Estava lançada a semente da Cruz Vermelha Internacional e das famosas Convenções de Genebra. Dunant receberia o primeiro Nobel da Paz da História (1901), por aquilo que foi descrito como a “maior conquista humanitária do século XIX”.
O actual Comité da Cruz Vermelha e Crescente Vermelho dispensa apresentações, vemos quase diariamente os seus voluntários a prestar auxílio um pouco por todo o planeta. O quartel-general desta organização fica em Genebra, cidade que acolhe mais conferências internacionais que Nova Iorque.
Genebra acolhe vários órgãos da ONU, como a OMS e a OIT, para além de muitos institutos e programas relacionados com migração e refugiados, telecomunicações, direitos humanos, comércio exterior, desarmamento e desenvolvimento.
Na cidade fica também a sede europeia da ONU, no Palais des Nations, edifício que acolheu a antiga Liga das Nações, criada para evitar a II Guerra Mundial. Embora a maior parte das decisões aconteça nos Estados Unidos da América, cinco das agências especializadas, o Conselho de Direitos Humanos e o Escritório do Alto Comissariado de Direitos Humanos estão aqui.

────

▶ Exercícios:
(1) Transcreva do excerto sobre Genebra o trecho entre "Estava lançada a" e "desarmamento e desenvolvimento.", inclusive.
(2) Responda, com base no excerto sobre Genebra, às perguntas seguintes:
(a) Em que ano recebeu Dunant o Nobel da Paz?
(b) Em que cidade fica o quartel-general do Comité da Cruz Vermelha e Crescente Vermelho?
(c) Em que edifício fica a sede europeia da ONU?
(3) Prossiga o excerto sobre Genebra a partir da última frase apresentada.
As linhas que se seguem são material independente do excerto sobre Genebra.

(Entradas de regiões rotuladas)
────

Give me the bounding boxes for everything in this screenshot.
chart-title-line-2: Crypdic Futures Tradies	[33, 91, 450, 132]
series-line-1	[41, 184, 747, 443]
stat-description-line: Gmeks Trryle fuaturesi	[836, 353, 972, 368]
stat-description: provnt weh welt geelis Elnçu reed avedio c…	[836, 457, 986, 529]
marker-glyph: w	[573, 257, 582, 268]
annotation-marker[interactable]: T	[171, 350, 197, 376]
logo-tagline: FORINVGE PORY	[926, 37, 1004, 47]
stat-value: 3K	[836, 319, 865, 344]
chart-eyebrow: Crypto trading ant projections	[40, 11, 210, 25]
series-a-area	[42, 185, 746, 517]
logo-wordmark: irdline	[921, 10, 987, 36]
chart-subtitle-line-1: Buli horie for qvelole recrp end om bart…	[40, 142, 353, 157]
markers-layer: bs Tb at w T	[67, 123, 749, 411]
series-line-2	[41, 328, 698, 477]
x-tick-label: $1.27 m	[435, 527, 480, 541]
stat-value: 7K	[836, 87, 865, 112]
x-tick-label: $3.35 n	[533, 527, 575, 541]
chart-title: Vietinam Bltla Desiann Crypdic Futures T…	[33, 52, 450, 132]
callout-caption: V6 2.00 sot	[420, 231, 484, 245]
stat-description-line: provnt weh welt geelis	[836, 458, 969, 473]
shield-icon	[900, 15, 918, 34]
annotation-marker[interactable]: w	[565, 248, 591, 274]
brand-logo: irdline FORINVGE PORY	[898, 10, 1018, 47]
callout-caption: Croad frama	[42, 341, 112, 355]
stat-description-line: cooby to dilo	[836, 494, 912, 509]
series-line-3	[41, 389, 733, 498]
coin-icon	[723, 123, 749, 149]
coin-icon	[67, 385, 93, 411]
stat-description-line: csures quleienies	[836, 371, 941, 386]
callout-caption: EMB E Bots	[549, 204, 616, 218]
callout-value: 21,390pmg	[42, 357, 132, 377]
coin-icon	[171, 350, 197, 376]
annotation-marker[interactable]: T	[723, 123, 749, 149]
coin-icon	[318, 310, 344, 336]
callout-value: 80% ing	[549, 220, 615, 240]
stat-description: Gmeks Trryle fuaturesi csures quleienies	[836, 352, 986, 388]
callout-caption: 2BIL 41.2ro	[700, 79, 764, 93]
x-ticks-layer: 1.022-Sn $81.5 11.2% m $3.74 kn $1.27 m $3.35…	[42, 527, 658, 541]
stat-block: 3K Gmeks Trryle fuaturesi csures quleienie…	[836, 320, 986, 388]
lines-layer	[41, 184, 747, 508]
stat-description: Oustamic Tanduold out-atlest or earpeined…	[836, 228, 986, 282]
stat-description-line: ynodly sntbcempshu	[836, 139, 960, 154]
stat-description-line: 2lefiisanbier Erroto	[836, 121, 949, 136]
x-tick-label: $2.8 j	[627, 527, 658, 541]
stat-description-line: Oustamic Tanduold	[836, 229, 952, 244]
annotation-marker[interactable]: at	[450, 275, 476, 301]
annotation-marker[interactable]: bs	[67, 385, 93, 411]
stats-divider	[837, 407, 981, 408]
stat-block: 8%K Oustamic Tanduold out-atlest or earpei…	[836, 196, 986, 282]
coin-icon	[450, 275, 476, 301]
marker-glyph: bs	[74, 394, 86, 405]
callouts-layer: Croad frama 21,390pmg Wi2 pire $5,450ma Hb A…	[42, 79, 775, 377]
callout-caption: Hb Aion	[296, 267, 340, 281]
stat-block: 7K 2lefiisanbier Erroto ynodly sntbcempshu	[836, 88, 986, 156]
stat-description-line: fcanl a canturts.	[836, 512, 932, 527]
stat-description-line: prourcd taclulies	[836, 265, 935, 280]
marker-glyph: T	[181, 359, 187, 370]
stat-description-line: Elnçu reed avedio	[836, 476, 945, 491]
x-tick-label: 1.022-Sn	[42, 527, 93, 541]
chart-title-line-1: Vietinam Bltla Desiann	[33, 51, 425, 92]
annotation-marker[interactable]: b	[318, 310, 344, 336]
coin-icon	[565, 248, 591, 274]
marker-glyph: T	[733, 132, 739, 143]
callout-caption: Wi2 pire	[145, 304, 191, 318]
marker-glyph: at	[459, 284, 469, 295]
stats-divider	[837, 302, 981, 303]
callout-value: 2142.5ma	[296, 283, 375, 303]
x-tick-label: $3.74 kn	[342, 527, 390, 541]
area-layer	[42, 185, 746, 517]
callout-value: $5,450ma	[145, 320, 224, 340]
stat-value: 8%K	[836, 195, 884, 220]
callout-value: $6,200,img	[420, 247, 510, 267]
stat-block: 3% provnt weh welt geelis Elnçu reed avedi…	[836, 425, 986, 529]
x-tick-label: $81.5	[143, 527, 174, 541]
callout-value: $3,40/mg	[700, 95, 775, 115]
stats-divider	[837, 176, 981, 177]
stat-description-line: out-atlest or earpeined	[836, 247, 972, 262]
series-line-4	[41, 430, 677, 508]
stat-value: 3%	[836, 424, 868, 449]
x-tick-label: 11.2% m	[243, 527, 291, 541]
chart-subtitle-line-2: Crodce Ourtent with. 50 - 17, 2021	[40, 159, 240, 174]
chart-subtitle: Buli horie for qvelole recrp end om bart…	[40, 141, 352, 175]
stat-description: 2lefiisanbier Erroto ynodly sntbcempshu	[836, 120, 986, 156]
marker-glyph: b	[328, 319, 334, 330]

────

▶ Respostas por ordem:
(1)
Estava lançada a semente da Cruz Vermelha Internacional e das famosas Convenções de Genebra. Dunant receberia o primeiro Nobel da Paz da História (1901), por aquilo que foi descrito como a “maior conquista humanitária do século XIX”.
O actual Comité da Cruz Vermelha e Crescente Vermelho dispensa apresentações, vemos quase diariamente os seus voluntários a prestar auxílio um pouco por todo o planeta. O quartel-general desta organização fica em Genebra, cidade que acolhe mais conferências internacionais que Nova Iorque.
Genebra acolhe vários órgãos da ONU, como a OMS e a OIT, para além de muitos institutos e programas relacionados com migração e refugiados, telecomunicações, direitos humanos, comércio exterior, desarmamento e desenvolvimento.

(2)
(a) Em 1901.
(b) Em Genebra.
(c) No Palais des Nations.

(3)
A tradição humanitária da cidade só é comparável à sua multiculturalidade. A compacta Genebra tem apenas 200 mil habitantes (40% deles estrangeiros) e 42 mil são diplomatas, vejam lá!
Em frente ao Palácio das Nações, uma inusitada cadeira gigante de perna partida, com 12 metros e 5,5 toneladas, chama a atenção para as vítimas das minas terrestres. Concebida pelo escultor Daniel Berset para a ONG Handicap International, a cadeira pretendeu apoiar a assinatura da Convenção de Ottawa (1997), pedindo a interdição das minas que, a cada 20 minutos, ferem ou desmembram alguém no mundo.
A obra devia permanecer ali durante apenas três meses, mas ergue-se orgulhosamente despernada até hoje, após um breve interregno em 2005.
Do Palais des Nations à Vielle ville
Talvez haja algo nas límpidas águas do lago Léman que inspira os seus habitantes. Numa das ruelas históricas de Genebra nasceu Jean-Jacques Rousseau, o filósofo que acreditava que o homem é bom por natureza, sendo corrompido pela sociedade…
De resto, a vielle ville proporciona um agradável passeio, na margem esquerda do lago que atraiu habitantes ilustres como Charlie Chaplin, Lenine, Freddie Mercury ou Michael Schumacher (espreitem o nosso roteiro relojoeiro aqui).
A cidade velha é dominada pela Catedral de S. Pedro (séc. XVII, sobre vestígios da época romana), local histórico da Reforma por ter sido púlpito de Calvino, o teólogo francês que deu uma dor de cabeça monumental à Igreja Católica.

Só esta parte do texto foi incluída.